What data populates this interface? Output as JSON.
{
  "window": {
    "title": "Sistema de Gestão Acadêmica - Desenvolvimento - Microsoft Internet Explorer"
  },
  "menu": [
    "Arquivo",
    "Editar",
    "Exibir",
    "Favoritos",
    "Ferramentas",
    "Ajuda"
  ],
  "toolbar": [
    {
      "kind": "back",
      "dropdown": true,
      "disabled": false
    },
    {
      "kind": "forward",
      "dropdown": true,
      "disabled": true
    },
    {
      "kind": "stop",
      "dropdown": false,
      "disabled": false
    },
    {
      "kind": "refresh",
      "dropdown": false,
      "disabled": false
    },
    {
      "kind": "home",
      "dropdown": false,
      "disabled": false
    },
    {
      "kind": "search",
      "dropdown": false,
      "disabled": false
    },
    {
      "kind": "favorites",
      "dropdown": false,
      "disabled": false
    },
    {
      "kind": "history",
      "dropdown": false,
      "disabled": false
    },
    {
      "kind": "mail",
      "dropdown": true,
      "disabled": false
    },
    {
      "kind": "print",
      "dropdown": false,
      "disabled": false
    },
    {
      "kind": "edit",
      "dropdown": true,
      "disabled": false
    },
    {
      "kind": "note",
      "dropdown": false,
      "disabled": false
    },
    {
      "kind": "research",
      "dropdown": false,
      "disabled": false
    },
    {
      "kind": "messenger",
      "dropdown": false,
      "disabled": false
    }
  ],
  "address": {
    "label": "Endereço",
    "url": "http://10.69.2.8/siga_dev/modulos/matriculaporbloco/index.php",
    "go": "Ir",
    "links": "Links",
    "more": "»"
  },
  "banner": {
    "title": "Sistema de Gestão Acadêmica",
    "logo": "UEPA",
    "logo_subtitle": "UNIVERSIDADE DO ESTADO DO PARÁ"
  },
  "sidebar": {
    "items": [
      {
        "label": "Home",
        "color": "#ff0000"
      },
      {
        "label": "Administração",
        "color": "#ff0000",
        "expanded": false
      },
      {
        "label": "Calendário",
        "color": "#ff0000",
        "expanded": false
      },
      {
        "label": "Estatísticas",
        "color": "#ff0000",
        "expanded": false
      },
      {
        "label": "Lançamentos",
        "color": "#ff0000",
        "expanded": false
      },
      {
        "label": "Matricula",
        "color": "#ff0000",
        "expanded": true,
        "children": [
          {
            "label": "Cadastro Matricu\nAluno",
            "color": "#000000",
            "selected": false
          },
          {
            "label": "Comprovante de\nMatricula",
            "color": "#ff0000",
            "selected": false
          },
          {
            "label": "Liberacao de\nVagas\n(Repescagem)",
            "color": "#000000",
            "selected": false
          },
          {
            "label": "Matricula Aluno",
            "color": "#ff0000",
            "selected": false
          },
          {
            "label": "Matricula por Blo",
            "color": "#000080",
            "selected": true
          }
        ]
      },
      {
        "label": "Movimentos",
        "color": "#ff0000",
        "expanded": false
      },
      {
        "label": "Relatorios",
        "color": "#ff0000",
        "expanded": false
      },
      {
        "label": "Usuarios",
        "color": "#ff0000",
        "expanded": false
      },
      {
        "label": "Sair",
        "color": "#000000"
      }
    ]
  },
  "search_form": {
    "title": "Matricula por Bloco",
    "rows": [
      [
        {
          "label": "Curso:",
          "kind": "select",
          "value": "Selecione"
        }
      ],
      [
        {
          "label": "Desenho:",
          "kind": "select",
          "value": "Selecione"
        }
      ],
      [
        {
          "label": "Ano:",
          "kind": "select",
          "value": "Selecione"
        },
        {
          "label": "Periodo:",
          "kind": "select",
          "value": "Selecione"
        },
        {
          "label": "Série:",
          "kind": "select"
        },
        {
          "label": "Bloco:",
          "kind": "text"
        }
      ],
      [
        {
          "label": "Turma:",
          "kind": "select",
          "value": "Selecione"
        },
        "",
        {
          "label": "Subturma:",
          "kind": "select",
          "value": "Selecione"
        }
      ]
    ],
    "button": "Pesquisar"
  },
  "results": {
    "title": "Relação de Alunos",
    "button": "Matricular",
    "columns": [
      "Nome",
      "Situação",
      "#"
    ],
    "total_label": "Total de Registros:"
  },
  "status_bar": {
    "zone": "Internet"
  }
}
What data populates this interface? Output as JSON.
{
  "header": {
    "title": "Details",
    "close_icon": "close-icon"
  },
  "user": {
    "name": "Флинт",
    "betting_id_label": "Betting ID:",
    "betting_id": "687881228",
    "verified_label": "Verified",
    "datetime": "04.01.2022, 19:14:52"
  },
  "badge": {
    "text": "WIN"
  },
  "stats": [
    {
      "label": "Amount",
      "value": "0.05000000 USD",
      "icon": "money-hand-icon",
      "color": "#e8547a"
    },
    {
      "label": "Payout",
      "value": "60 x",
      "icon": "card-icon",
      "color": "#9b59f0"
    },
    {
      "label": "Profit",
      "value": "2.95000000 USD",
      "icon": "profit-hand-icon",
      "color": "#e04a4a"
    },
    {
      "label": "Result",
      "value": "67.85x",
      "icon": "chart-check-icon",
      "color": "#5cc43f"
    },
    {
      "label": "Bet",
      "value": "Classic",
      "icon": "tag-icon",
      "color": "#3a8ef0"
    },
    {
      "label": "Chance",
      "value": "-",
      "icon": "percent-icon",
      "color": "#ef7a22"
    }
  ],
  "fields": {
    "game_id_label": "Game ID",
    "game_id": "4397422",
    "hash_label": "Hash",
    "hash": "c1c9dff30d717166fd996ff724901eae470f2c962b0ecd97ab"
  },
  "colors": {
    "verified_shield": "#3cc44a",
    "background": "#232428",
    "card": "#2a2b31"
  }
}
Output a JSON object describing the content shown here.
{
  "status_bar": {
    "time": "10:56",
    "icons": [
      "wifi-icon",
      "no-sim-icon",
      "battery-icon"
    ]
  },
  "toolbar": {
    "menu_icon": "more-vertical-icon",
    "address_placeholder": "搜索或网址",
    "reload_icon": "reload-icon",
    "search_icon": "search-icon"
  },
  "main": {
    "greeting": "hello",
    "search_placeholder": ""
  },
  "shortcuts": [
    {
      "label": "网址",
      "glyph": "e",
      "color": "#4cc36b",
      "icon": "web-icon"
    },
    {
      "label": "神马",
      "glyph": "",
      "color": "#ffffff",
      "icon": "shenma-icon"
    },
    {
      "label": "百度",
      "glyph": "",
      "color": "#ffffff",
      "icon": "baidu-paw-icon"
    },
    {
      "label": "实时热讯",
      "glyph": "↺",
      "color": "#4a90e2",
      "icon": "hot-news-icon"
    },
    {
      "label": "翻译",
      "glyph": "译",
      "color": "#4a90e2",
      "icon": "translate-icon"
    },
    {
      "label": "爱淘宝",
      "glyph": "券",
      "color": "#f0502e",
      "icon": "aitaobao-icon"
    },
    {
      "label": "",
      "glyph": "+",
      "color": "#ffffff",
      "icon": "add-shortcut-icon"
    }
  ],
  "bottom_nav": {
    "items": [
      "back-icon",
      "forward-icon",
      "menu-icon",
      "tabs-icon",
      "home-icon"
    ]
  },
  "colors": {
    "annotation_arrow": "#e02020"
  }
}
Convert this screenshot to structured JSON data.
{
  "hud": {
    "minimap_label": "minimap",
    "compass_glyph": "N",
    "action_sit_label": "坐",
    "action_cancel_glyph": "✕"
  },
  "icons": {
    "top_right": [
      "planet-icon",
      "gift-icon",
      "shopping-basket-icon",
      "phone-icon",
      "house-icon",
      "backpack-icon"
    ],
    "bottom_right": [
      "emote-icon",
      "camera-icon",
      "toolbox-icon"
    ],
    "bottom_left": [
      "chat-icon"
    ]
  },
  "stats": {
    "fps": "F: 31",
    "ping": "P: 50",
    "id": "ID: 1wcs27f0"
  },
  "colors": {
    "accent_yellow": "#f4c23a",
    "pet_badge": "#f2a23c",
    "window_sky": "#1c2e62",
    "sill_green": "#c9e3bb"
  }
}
============
» DIRECTIONS FOR THIS TASK: Pick out the lines above containing the word "Sistema", then copy them.

» REPLY TO THE TASK:
    "title": "Sistema de Gestão Acadêmica - Desenvolvimento - Microsoft Internet Explorer"
    "title": "Sistema de Gestão Acadêmica",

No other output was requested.